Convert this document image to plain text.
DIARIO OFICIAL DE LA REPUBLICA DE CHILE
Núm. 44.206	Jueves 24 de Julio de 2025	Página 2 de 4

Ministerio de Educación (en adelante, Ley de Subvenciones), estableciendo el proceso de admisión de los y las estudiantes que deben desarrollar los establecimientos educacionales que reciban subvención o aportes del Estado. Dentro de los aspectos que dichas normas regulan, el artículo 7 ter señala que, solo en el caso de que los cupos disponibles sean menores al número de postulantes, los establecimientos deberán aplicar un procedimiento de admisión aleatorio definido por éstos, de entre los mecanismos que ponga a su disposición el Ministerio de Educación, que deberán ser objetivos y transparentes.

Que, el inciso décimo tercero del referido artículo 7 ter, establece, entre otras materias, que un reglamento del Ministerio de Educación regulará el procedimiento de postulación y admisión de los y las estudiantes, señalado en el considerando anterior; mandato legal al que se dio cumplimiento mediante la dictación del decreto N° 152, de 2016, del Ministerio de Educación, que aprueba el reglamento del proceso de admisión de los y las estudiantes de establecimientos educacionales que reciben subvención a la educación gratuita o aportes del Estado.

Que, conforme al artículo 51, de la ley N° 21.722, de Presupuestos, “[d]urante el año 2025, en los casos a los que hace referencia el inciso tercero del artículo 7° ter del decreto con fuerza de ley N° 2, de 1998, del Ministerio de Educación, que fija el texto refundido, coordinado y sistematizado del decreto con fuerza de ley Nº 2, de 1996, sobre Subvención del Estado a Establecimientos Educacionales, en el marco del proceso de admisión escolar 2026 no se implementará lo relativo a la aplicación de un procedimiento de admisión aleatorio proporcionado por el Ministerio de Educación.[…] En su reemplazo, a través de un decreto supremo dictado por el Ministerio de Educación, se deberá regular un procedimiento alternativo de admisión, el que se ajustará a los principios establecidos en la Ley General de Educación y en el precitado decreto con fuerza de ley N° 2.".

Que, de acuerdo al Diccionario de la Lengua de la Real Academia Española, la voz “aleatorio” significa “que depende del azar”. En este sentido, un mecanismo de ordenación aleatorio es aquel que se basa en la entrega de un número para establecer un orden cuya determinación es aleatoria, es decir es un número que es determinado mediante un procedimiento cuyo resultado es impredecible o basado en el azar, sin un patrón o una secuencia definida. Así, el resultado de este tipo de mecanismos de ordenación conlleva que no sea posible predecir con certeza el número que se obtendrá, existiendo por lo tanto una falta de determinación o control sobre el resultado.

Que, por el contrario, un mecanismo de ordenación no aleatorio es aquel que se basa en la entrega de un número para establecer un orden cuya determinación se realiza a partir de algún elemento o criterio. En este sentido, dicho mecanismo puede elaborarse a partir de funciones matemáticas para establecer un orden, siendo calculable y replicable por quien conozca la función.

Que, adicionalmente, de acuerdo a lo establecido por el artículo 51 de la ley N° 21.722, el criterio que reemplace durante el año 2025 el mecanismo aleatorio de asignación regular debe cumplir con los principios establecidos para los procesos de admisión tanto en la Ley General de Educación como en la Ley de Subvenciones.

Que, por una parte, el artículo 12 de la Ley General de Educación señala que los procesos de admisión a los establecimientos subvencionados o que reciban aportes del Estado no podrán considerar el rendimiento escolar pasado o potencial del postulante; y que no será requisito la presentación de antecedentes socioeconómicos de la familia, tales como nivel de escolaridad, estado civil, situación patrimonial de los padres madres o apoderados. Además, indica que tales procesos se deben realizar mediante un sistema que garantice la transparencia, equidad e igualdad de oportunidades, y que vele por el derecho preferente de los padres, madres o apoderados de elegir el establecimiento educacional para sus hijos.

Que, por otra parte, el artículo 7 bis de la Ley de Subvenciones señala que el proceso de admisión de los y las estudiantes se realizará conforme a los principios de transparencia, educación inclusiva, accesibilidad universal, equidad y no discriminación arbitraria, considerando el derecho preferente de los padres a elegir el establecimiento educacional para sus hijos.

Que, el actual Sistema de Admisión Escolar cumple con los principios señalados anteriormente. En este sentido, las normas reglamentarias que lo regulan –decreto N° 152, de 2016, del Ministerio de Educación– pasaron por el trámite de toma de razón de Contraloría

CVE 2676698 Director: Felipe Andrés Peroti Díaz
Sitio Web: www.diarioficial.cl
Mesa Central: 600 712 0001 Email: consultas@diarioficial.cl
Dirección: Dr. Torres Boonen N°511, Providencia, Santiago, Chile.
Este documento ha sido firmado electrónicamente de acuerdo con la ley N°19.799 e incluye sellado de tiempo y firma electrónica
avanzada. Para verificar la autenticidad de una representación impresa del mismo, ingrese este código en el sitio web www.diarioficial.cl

* * * * * * * * *

Make an exact copy of the records.

Convert this document image to plain text.
DIARIO OFICIAL DE LA REPUBLICA DE CHILE
Núm. 44.206	Jueves 24 de Julio de 2025	Página 2 de 4

Ministerio de Educación (en adelante, Ley de Subvenciones), estableciendo el proceso de admisión de los y las estudiantes que deben desarrollar los establecimientos educacionales que reciban subvención o aportes del Estado. Dentro de los aspectos que dichas normas regulan, el artículo 7 ter señala que, solo en el caso de que los cupos disponibles sean menores al número de postulantes, los establecimientos deberán aplicar un procedimiento de admisión aleatorio definido por éstos, de entre los mecanismos que ponga a su disposición el Ministerio de Educación, que deberán ser objetivos y transparentes.

Que, el inciso décimo tercero del referido artículo 7 ter, establece, entre otras materias, que un reglamento del Ministerio de Educación regulará el procedimiento de postulación y admisión de los y las estudiantes, señalado en el considerando anterior; mandato legal al que se dio cumplimiento mediante la dictación del decreto N° 152, de 2016, del Ministerio de Educación, que aprueba el reglamento del proceso de admisión de los y las estudiantes de establecimientos educacionales que reciben subvención a la educación gratuita o aportes del Estado.

Que, conforme al artículo 51, de la ley N° 21.722, de Presupuestos, “[d]urante el año 2025, en los casos a los que hace referencia el inciso tercero del artículo 7° ter del decreto con fuerza de ley N° 2, de 1998, del Ministerio de Educación, que fija el texto refundido, coordinado y sistematizado del decreto con fuerza de ley Nº 2, de 1996, sobre Subvención del Estado a Establecimientos Educacionales, en el marco del proceso de admisión escolar 2026 no se implementará lo relativo a la aplicación de un procedimiento de admisión aleatorio proporcionado por el Ministerio de Educación.[…] En su reemplazo, a través de un decreto supremo dictado por el Ministerio de Educación, se deberá regular un procedimiento alternativo de admisión, el que se ajustará a los principios establecidos en la Ley General de Educación y en el precitado decreto con fuerza de ley N° 2.".

Que, de acuerdo al Diccionario de la Lengua de la Real Academia Española, la voz “aleatorio” significa “que depende del azar”. En este sentido, un mecanismo de ordenación aleatorio es aquel que se basa en la entrega de un número para establecer un orden cuya determinación es aleatoria, es decir es un número que es determinado mediante un procedimiento cuyo resultado es impredecible o basado en el azar, sin un patrón o una secuencia definida. Así, el resultado de este tipo de mecanismos de ordenación conlleva que no sea posible predecir con certeza el número que se obtendrá, existiendo por lo tanto una falta de determinación o control sobre el resultado.

Que, por el contrario, un mecanismo de ordenación no aleatorio es aquel que se basa en la entrega de un número para establecer un orden cuya determinación se realiza a partir de algún elemento o criterio. En este sentido, dicho mecanismo puede elaborarse a partir de funciones matemáticas para establecer un orden, siendo calculable y replicable por quien conozca la función.

Que, adicionalmente, de acuerdo a lo establecido por el artículo 51 de la ley N° 21.722, el criterio que reemplace durante el año 2025 el mecanismo aleatorio de asignación regular debe cumplir con los principios establecidos para los procesos de admisión tanto en la Ley General de Educación como en la Ley de Subvenciones.

Que, por una parte, el artículo 12 de la Ley General de Educación señala que los procesos de admisión a los establecimientos subvencionados o que reciban aportes del Estado no podrán considerar el rendimiento escolar pasado o potencial del postulante; y que no será requisito la presentación de antecedentes socioeconómicos de la familia, tales como nivel de escolaridad, estado civil, situación patrimonial de los padres madres o apoderados. Además, indica que tales procesos se deben realizar mediante un sistema que garantice la transparencia, equidad e igualdad de oportunidades, y que vele por el derecho preferente de los padres, madres o apoderados de elegir el establecimiento educacional para sus hijos.

Que, por otra parte, el artículo 7 bis de la Ley de Subvenciones señala que el proceso de admisión de los y las estudiantes se realizará conforme a los principios de transparencia, educación inclusiva, accesibilidad universal, equidad y no discriminación arbitraria, considerando el derecho preferente de los padres a elegir el establecimiento educacional para sus hijos.

Que, el actual Sistema de Admisión Escolar cumple con los principios señalados anteriormente. En este sentido, las normas reglamentarias que lo regulan –decreto N° 152, de 2016, del Ministerio de Educación– pasaron por el trámite de toma de razón de Contraloría

CVE 2676698 Director: Felipe Andrés Peroti Díaz
Sitio Web: www.diarioficial.cl
Mesa Central: 600 712 0001 Email: consultas@diarioficial.cl
Dirección: Dr. Torres Boonen N°511, Providencia, Santiago, Chile.
Este documento ha sido firmado electrónicamente de acuerdo con la ley N°19.799 e incluye sellado de tiempo y firma electrónica
avanzada. Para verificar la autenticidad de una representación impresa del mismo, ingrese este código en el sitio web www.diarioficial.cl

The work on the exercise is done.